# Stored data
-----

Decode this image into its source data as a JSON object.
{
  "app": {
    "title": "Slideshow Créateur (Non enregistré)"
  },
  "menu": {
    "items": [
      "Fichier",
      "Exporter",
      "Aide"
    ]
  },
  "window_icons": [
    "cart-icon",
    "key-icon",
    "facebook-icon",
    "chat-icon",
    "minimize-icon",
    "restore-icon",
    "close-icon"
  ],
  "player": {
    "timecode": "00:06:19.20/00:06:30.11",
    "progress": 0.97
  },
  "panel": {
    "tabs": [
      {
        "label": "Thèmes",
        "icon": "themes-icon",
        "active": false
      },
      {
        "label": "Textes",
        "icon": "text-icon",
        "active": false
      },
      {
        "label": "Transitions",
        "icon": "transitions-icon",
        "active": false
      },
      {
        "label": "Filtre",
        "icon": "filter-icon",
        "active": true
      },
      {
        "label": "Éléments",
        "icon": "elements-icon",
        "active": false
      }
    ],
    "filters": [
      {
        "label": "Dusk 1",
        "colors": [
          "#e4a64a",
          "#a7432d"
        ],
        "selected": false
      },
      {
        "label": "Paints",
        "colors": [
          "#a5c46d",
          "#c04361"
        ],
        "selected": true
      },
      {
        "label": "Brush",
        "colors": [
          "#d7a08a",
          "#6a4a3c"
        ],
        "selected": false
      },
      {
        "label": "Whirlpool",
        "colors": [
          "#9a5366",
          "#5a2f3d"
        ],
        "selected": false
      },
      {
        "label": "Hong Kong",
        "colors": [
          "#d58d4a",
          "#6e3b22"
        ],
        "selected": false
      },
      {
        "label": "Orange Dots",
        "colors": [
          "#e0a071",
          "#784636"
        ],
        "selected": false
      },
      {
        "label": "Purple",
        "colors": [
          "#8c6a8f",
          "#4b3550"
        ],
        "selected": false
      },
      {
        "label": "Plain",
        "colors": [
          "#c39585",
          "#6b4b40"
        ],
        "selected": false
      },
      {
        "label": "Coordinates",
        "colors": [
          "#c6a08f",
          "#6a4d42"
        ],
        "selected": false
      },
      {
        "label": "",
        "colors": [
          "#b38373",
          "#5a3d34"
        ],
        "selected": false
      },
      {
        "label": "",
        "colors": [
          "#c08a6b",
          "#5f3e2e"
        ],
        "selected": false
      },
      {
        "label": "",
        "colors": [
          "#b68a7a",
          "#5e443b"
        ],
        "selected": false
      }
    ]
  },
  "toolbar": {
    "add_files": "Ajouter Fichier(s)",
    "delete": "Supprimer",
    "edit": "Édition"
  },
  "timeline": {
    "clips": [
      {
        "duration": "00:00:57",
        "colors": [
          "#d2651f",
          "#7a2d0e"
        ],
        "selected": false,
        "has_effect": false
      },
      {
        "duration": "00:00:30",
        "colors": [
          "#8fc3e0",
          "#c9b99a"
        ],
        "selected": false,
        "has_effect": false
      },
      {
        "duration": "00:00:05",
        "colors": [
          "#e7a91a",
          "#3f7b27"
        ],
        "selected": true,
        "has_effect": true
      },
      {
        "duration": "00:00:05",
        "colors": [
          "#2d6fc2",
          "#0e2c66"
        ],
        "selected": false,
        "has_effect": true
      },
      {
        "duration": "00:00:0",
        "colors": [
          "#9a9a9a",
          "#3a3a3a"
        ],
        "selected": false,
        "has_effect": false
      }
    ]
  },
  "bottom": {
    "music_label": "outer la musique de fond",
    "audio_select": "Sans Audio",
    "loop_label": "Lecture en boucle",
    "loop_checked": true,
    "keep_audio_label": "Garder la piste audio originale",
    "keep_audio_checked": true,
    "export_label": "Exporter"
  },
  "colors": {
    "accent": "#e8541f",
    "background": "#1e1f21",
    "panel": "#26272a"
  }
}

-----

# THE EXERCISE
Copy each line of the listing in which the word "duration" can be found.

# THE ANSWER
        "duration": "00:00:57",
        "duration": "00:00:30",
        "duration": "00:00:05",
        "duration": "00:00:05",
        "duration": "00:00:0",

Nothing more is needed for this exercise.